TASK TO COMPLETE
From the entries below, gather each line containing the word "jedoch".

>> start EXERCISE MATERIAL

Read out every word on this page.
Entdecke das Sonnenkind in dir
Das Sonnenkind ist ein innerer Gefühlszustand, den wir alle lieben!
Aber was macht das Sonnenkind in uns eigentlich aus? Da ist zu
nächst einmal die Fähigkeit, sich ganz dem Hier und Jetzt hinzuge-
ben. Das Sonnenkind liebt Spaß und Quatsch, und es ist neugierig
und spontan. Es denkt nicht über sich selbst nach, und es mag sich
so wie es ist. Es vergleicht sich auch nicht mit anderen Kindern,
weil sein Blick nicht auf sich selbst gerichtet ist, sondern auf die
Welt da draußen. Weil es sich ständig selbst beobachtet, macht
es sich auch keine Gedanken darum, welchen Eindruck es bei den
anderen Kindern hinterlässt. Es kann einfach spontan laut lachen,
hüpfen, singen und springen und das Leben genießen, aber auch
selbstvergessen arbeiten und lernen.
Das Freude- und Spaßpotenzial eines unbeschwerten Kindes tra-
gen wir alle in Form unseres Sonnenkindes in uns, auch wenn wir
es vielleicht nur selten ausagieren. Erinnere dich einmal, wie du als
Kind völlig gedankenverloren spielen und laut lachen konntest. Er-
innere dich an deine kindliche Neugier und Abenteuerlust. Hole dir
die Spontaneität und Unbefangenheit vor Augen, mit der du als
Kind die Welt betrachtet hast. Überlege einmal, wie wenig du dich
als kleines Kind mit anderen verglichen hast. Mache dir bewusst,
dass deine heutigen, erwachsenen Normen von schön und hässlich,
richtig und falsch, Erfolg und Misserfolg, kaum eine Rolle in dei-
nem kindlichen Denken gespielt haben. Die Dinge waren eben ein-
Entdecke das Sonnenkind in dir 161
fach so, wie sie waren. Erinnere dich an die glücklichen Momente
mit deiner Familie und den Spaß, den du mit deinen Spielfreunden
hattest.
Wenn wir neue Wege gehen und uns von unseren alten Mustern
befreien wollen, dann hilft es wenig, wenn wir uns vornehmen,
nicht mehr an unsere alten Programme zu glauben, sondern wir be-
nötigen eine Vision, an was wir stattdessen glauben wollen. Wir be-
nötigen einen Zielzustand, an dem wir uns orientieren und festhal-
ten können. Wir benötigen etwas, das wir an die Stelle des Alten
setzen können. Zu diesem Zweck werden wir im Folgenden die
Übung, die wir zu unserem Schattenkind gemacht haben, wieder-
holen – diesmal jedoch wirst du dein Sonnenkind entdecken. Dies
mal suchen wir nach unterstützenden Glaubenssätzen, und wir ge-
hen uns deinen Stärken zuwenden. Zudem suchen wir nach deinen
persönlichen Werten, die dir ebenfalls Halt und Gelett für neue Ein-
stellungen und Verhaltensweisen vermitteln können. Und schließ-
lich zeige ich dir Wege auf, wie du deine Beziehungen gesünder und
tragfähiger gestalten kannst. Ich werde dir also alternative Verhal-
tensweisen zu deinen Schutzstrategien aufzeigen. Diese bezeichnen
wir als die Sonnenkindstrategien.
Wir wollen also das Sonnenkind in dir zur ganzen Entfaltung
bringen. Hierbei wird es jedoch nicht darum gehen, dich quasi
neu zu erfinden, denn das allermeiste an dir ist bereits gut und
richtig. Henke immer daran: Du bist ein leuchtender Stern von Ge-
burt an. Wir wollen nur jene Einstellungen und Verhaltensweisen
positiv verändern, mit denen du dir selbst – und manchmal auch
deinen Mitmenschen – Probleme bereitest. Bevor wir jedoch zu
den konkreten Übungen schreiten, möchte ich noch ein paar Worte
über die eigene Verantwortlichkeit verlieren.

>> end EXERCISE MATERIAL

SOLUTION BELOW
holen – diesmal jedoch wirst du dein Sonnenkind entdecken. Dies
bringen. Hierbei wird es jedoch nicht darum gehen, dich quasi
deinen Mitmenschen – Probleme bereitest. Bevor wir jedoch zu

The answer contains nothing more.